* _Exercise details_
Return all lines where the word "области" can be found.

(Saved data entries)

* begin *

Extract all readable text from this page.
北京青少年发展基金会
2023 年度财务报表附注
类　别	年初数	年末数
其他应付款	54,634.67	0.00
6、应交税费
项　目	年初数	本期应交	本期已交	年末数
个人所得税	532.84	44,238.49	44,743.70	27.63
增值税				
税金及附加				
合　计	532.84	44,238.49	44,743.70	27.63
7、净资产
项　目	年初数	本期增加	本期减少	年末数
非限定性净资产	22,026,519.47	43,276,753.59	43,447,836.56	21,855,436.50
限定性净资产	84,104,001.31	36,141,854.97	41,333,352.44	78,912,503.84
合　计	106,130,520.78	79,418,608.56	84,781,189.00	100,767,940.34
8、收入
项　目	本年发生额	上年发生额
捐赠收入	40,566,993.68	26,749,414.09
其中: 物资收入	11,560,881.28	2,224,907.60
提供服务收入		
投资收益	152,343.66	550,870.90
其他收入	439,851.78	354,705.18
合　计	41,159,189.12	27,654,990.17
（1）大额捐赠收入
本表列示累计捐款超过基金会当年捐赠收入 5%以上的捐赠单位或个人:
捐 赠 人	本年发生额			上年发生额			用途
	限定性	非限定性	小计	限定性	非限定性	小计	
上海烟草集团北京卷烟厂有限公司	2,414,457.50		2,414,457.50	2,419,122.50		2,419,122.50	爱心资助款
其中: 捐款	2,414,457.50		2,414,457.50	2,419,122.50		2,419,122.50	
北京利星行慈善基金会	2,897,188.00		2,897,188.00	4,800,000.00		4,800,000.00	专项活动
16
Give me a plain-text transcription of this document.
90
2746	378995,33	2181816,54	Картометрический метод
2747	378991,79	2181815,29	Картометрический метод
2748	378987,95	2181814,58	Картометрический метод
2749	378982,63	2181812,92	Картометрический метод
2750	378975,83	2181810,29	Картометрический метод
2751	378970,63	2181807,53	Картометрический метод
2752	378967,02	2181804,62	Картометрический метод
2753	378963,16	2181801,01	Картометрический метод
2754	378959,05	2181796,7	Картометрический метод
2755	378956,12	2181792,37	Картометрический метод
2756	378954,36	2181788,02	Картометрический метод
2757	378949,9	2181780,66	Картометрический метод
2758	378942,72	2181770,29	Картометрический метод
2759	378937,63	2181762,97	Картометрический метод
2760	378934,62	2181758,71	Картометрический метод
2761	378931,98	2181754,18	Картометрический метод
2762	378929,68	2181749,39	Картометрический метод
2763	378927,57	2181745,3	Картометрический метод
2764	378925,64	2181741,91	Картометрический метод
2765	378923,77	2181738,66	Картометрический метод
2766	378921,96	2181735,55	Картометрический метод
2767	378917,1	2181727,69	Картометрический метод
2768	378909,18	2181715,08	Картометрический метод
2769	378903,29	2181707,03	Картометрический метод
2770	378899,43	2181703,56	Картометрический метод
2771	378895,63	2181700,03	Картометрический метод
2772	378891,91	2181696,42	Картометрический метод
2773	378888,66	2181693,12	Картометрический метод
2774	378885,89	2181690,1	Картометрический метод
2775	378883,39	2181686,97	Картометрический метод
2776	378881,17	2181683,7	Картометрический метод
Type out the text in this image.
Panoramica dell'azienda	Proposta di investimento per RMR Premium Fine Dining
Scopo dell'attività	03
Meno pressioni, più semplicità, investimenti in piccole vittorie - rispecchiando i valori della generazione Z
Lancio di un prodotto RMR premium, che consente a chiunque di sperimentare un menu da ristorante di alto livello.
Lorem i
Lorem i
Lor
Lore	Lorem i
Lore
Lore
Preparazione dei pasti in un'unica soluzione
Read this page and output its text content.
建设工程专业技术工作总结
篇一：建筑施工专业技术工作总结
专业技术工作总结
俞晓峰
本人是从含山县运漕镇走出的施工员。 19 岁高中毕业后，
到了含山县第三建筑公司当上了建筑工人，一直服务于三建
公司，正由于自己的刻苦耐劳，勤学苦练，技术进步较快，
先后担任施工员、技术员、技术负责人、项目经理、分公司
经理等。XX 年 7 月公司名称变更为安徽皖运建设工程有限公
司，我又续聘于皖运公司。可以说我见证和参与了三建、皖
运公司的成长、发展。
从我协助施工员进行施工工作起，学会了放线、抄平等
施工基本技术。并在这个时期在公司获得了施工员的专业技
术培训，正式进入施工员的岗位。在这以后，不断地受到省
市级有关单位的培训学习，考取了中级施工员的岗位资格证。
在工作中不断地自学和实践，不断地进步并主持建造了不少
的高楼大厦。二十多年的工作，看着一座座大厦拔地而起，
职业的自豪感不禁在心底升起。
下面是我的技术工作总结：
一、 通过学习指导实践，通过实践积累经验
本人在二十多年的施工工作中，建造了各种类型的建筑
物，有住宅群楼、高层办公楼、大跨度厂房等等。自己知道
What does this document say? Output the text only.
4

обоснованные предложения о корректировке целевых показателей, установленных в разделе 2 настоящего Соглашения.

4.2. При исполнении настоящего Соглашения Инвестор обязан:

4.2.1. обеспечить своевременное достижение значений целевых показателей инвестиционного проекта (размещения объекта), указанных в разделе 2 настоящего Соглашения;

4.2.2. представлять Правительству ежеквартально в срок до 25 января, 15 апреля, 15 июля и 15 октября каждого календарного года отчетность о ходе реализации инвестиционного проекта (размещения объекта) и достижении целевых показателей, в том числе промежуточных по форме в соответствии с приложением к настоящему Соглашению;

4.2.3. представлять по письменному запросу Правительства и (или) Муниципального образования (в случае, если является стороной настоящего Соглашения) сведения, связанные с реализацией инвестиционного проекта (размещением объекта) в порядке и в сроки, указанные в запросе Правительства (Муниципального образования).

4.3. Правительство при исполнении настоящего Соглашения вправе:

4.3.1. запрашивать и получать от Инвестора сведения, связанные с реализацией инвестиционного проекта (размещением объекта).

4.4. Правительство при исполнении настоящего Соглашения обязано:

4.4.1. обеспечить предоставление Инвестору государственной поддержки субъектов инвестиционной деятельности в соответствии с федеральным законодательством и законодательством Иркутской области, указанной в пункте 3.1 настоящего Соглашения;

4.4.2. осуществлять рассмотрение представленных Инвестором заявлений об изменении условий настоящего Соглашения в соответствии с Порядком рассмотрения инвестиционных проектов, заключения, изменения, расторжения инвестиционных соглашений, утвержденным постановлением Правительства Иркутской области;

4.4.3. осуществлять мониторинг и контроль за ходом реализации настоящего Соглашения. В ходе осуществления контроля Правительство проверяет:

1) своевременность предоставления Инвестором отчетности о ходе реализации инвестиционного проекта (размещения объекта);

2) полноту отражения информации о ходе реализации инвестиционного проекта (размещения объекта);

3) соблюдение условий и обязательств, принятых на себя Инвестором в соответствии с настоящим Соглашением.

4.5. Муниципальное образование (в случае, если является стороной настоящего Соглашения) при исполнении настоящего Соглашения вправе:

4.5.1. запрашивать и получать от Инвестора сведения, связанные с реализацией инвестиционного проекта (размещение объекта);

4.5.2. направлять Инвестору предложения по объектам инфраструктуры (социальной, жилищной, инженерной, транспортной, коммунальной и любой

* end *

* _Output of the exercise_
4.4.1. обеспечить предоставление Инвестору государственной поддержки субъектов инвестиционной деятельности в соответствии с федеральным законодательством и законодательством Иркутской области, указанной в пункте 3.1 настоящего Соглашения;
4.4.2. осуществлять рассмотрение представленных Инвестором заявлений об изменении условий настоящего Соглашения в соответствии с Порядком рассмотрения инвестиционных проектов, заключения, изменения, расторжения инвестиционных соглашений, утвержденным постановлением Правительства Иркутской области;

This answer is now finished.